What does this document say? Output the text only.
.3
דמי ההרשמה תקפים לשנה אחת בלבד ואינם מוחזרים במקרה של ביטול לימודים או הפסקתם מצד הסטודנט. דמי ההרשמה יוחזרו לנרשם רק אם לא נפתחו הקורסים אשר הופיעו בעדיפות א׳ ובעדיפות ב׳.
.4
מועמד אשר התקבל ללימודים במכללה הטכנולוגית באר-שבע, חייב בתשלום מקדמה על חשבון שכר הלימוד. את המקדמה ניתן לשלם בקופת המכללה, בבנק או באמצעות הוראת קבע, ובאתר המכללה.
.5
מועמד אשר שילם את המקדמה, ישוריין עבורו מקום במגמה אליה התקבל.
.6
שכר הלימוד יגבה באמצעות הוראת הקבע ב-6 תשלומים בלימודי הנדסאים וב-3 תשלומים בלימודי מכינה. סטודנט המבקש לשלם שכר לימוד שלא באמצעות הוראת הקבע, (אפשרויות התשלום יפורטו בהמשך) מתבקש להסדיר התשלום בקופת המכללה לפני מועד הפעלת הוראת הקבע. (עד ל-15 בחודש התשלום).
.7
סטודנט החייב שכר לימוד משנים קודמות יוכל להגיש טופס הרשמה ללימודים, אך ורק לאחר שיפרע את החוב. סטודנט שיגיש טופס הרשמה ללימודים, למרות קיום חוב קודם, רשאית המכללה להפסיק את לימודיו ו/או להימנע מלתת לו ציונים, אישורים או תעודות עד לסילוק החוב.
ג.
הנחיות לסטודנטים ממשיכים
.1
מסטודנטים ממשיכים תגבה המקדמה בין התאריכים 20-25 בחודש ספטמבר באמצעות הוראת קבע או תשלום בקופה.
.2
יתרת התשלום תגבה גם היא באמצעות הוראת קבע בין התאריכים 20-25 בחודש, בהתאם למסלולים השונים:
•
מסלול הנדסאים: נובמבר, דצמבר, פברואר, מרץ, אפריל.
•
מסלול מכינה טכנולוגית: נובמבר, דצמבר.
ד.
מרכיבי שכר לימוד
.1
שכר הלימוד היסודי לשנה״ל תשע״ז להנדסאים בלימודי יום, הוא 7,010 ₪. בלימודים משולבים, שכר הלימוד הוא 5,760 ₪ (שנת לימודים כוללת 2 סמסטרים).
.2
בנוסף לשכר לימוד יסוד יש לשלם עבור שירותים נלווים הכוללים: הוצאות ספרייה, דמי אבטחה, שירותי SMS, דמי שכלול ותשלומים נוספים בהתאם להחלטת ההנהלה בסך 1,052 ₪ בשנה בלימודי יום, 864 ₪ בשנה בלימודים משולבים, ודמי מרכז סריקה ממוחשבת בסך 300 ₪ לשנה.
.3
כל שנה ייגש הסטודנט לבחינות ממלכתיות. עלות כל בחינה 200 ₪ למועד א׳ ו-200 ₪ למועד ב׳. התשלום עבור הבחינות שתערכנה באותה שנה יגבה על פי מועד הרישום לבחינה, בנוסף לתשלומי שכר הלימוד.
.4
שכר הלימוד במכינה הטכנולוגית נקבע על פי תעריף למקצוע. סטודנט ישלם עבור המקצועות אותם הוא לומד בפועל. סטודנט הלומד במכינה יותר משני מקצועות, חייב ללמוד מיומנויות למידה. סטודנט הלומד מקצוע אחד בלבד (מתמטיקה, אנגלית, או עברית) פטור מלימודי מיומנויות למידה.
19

◆ SET EXERCISE ◆
Find the string "דצמבר" in the listing and return every line that holds it.

◆ RESULT BELOW ◆
מסלול הנדסאים: נובמבר, דצמבר, פברואר, מרץ, אפריל.
מסלול מכינה טכנולוגית: נובמבר, דצמבר.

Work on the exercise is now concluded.